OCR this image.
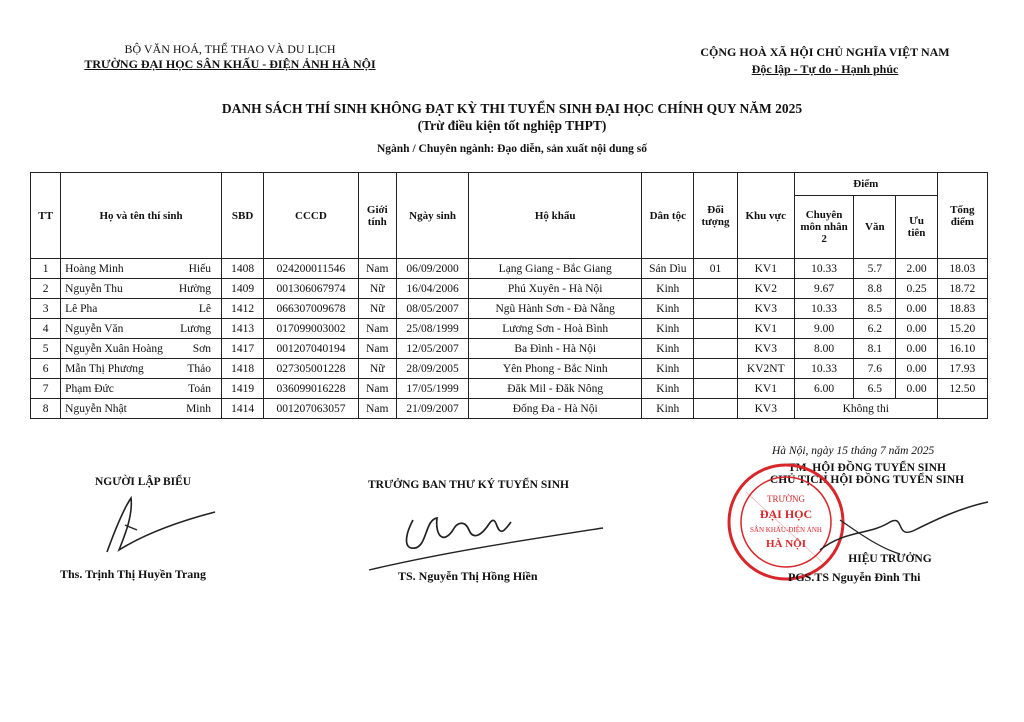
BỘ VĂN HOÁ, THỂ THAO VÀ DU LỊCH
TRƯỜNG ĐẠI HỌC SÂN KHẤU - ĐIỆN ẢNH HÀ NỘI
CỘNG HOÀ XÃ HỘI CHỦ NGHĨA VIỆT NAM
Độc lập - Tự do - Hạnh phúc
DANH SÁCH THÍ SINH KHÔNG ĐẠT KỲ THI TUYỂN SINH ĐẠI HỌC CHÍNH QUY NĂM 2025
(Trừ điều kiện tốt nghiệp THPT)
Ngành / Chuyên ngành: Đạo diễn, sản xuất nội dung số
TT	Họ và tên thí sinh	SBD	CCCD	Giới tính	Ngày sinh	Hộ khẩu	Dân tộc	Đối tượng	Khu vực	Điểm			Tổng điểm
										Chuyên môn nhân 2	Văn	Ưu tiên	
1	Hoàng Minh Hiếu	1408	024200011546	Nam	06/09/2000	Lạng Giang - Bắc Giang	Sán Dìu	01	KV1	10.33	5.7	2.00	18.03
2	Nguyễn Thu Hường	1409	001306067974	Nữ	16/04/2006	Phú Xuyên - Hà Nội	Kinh		KV2	9.67	8.8	0.25	18.72
3	Lê Pha Lê	1412	066307009678	Nữ	08/05/2007	Ngũ Hành Sơn - Đà Nẵng	Kinh		KV3	10.33	8.5	0.00	18.83
4	Nguyễn Văn Lương	1413	017099003002	Nam	25/08/1999	Lương Sơn - Hoà Bình	Kinh		KV1	9.00	6.2	0.00	15.20
5	Nguyễn Xuân Hoàng Sơn	1417	001207040194	Nam	12/05/2007	Ba Đình - Hà Nội	Kinh		KV3	8.00	8.1	0.00	16.10
6	Mẫn Thị Phương Thảo	1418	027305001228	Nữ	28/09/2005	Yên Phong - Bắc Ninh	Kinh		KV2NT	10.33	7.6	0.00	17.93
7	Phạm Đức Toản	1419	036099016228	Nam	17/05/1999	Đăk Mil - Đăk Nông	Kinh		KV1	6.00	6.5	0.00	12.50
8	Nguyễn Nhật Minh	1414	001207063057	Nam	21/09/2007	Đống Đa - Hà Nội	Kinh		KV3	Không thi			
Hà Nội, ngày 15 tháng 7 năm 2025
NGƯỜI LẬP BIỂU
Ths. Trịnh Thị Huyền Trang
TRƯỞNG BAN THƯ KÝ TUYỂN SINH
TS. Nguyễn Thị Hồng Hiền
TM. HỘI ĐỒNG TUYỂN SINH
CHỦ TỊCH HỘI ĐỒNG TUYỂN SINH
TRƯỜNG
ĐẠI HỌC
SÂN KHẤU-ĐIỆN ẢNH
HÀ NỘI
HIỆU TRƯỞNG
PGS.TS Nguyễn Đình Thi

★ ★ ★

◆ The request
Pull out all lines containing "TRƯỞNG".

◆ Written solution
TRƯỞNG BAN THƯ KÝ TUYỂN SINH
HIỆU TRƯỞNG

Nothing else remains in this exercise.